— Start of EXTRACTED TEXT —

The Art of Defying Organizational Drift

The Art of Defying Organizational Drift

In this Thinkers50 interview, Steve Goldbach and Geoff Tuff explore the ideas behind Hone: How Purposeful Leaders Defy Drift. They discuss why organizations lose their way, how leaders can influence behavior through better-designed systems, and what it takes to stay focused amid rapid technological, economic, and geopolitical change. A timely conversation about purpose, leadership, and navigating uncertainty.

Transcript:

Des Dearlove: 

So the new book is the third you’ve written together, Detonate, Provoke, Hone. Did you plan it as a trilogy? 

Geoff Tuff: 

I would say anything but. Had you, if we could rewind the clock and look at Steve and me eight years ago, I think we were just hoping we might be able to make it through the first one. But the way things have played out, each time we finished a book, though we’ve taken a bit of a break afterwards, we have had reason to want to continue the story and to continue to engage some of our readers. And there’s a logical flow to it, I won’t tell you about all the books right now, but thankfully, we can now retrospectively call it a trilogy, but it was never the plan. I can definitely tell you that.

Des Dearlove: 

Well, it’s nice to hear you admit it. Steve, your earlier books, Detonate and Provoke, challenge leaders to break free from outdated playbooks and embrace bold action. How does Hone build on that, and to what extent does it diverge from that set of ideas? 

Steven Goldbach: 

Yeah, I think Detonate was all about a call to action, and Provoke was the start of a methodology towards dealing with exponential change. So, it was about anticipating, thinking about when trends become matters of when they’ll come to fruition rather than if. Hone is a further exploration of how you drive change in an exponential world, and it’s about focusing on behavior. It’s about behavior really being the subatomic element of everything that leadership has to drive. And it’s also about how you shape behavior through the changing of management systems, which are all the incentives that exist in organization to drive that behavior. 

Des Dearlove: 

I also think the subtitle is very powerful, How Purposeful Leaders Defy Drift, and what you’re saying is that purposeful leaders can defy drift. What does drift look like in organizations today and why is it such a pervasive challenge for leaders? 

Geoff Tuff: 

The way that Steve and I talked about it, when we were first conceiving of this idea, is that when you’re out on a boat, let’s say you’re sailing, usually, you have a set of coordinates that you’re sailing to or there’s a point in land that you can keep your eye on on the horizon, and you can keep on track. You can avoid drifting even though you’re being impacted by weather and wind and waves and current and tides and all those things. You have the ability through either steering or adjusting the sail or what have you to stay on track. In business, unfortunately, you don’t have set coordinates, you don’t have a set point on land. You have something in your head, in terms of an objective or a mission or a vision or what have you. But it’s really easy to be knocked off course bit by bit by competitive entries or regulatory shifts or new technologies arriving on the scene, where suddenly at some point you can pick up your head and say, after dealing with these day-to-day emergencies for some period of time, you can say, “Whoa, I’m way off course from where I intended to be at this point in time,” and that’s the point at which it gets really difficult to get back on track.

— End of EXTRACTED TEXT —

**TASK DESCRIPTION**
From the interview above, list every force that the sailing analogy says can impact a boat as it holds its course.

— Start of DATA EXTRACT —

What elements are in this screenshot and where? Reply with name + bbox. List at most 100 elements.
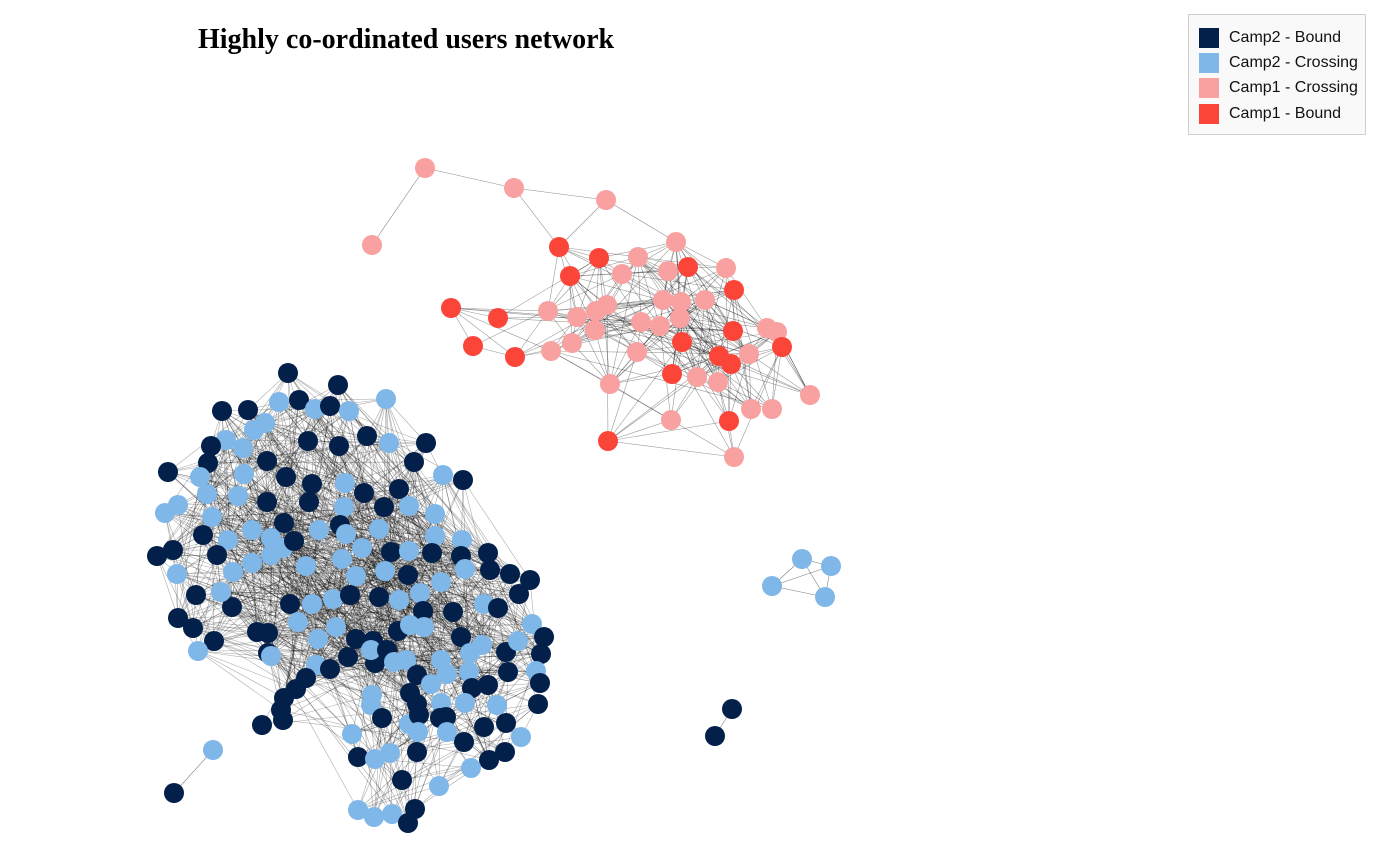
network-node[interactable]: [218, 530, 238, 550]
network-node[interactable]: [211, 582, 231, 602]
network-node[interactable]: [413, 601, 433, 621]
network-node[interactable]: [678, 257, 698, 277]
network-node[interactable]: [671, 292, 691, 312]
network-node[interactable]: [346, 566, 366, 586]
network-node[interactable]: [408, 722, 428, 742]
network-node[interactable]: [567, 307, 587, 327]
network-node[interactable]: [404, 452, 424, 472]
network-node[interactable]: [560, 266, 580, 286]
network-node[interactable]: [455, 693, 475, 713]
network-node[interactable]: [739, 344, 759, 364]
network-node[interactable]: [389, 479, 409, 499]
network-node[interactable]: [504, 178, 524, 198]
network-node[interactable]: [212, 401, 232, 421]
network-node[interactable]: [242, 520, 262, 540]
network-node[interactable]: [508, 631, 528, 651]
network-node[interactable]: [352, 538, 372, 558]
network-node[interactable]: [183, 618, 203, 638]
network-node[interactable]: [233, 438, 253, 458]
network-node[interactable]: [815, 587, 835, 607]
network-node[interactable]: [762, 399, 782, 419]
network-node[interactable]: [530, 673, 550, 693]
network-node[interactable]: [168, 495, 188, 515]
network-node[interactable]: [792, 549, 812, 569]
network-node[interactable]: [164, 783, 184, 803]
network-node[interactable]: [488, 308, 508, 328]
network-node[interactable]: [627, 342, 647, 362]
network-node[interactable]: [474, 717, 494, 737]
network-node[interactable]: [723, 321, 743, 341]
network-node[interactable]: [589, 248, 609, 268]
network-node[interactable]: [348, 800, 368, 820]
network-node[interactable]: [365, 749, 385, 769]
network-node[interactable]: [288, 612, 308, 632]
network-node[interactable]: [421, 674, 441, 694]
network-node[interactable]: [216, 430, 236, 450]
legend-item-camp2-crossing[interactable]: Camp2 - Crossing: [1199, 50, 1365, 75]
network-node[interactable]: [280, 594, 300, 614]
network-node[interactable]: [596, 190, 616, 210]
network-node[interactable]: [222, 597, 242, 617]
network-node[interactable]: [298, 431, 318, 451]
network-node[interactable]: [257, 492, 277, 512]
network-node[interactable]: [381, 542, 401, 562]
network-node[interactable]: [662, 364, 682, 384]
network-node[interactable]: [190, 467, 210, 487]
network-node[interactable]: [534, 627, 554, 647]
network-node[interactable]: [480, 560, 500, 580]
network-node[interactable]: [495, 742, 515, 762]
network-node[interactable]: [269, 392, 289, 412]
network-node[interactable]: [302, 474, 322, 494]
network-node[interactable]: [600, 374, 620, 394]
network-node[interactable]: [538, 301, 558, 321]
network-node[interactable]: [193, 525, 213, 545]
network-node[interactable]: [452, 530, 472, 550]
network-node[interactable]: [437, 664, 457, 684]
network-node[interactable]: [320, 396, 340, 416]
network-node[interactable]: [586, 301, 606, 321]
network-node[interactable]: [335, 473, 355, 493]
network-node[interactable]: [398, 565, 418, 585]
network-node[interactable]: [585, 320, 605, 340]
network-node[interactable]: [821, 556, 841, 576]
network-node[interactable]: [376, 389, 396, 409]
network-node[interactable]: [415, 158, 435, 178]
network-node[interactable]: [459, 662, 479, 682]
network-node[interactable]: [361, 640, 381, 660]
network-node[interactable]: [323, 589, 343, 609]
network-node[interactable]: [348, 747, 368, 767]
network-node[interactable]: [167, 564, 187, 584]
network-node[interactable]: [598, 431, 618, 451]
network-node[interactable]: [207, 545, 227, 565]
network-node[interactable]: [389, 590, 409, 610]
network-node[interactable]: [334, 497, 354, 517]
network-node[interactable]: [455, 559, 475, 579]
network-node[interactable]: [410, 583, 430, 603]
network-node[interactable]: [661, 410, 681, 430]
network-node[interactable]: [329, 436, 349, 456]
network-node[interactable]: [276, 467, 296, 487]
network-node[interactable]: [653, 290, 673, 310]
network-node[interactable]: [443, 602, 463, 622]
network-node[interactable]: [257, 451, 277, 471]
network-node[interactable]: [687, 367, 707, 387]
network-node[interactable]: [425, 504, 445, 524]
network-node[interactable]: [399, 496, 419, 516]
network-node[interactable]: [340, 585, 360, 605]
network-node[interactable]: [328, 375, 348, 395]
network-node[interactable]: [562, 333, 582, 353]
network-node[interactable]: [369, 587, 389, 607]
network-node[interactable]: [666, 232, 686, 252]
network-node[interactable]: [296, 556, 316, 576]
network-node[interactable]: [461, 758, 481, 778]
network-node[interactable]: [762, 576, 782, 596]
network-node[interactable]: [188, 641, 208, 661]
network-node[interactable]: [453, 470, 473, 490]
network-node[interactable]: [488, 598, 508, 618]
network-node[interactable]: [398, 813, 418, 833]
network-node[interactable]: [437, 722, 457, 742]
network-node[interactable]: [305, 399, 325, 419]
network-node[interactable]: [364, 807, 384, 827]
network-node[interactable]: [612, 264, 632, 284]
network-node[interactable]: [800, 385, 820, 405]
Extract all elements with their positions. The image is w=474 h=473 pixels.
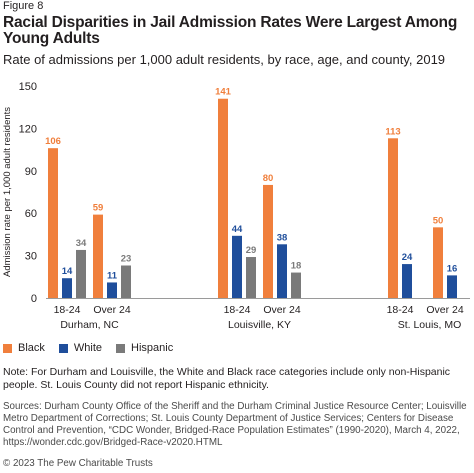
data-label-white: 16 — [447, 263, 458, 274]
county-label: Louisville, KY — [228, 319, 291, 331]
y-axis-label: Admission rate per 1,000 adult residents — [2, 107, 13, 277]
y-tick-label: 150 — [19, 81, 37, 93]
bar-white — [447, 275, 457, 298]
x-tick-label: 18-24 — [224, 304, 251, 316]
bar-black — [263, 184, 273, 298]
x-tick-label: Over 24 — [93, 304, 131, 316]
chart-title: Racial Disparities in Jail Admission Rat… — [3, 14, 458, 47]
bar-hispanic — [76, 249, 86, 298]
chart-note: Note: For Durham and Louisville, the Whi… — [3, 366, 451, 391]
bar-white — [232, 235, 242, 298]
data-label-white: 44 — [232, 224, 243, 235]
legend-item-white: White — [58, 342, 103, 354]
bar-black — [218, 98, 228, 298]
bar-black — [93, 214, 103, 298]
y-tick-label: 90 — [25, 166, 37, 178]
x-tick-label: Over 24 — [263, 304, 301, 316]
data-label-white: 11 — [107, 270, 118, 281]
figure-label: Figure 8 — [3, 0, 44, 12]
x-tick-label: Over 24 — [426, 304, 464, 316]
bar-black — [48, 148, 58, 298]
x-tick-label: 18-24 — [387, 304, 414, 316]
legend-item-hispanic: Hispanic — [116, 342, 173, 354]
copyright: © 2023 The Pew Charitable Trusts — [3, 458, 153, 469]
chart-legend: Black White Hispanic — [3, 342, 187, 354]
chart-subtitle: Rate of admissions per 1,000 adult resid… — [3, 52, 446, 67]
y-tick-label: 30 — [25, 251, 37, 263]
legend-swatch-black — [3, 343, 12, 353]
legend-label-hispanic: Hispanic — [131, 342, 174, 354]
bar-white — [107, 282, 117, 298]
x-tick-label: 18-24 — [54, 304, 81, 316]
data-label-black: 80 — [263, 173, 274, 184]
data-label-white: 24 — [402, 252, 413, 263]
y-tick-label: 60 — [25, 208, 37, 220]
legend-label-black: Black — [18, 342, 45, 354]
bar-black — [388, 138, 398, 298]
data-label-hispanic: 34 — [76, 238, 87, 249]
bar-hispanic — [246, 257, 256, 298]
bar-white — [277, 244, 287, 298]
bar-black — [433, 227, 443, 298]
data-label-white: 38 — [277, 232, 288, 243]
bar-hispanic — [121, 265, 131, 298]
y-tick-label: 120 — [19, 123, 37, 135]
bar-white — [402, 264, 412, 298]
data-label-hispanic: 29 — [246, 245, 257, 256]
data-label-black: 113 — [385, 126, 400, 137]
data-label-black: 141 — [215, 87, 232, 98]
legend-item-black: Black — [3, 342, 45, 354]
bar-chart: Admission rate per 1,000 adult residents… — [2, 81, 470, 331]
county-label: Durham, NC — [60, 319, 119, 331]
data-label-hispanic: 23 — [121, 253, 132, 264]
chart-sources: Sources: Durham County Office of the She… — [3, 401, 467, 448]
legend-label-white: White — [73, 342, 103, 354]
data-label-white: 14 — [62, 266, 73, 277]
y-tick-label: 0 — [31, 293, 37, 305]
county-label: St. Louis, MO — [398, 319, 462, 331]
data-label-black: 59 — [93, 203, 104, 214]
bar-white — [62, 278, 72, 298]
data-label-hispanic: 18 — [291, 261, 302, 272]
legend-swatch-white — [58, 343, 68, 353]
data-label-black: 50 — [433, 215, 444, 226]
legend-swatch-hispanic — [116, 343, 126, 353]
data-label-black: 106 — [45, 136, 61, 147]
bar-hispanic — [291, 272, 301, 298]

— End of DATA EXTRACT —

**SOLUTION TO THIS EXERCISE**
weather, wind, waves, current, tides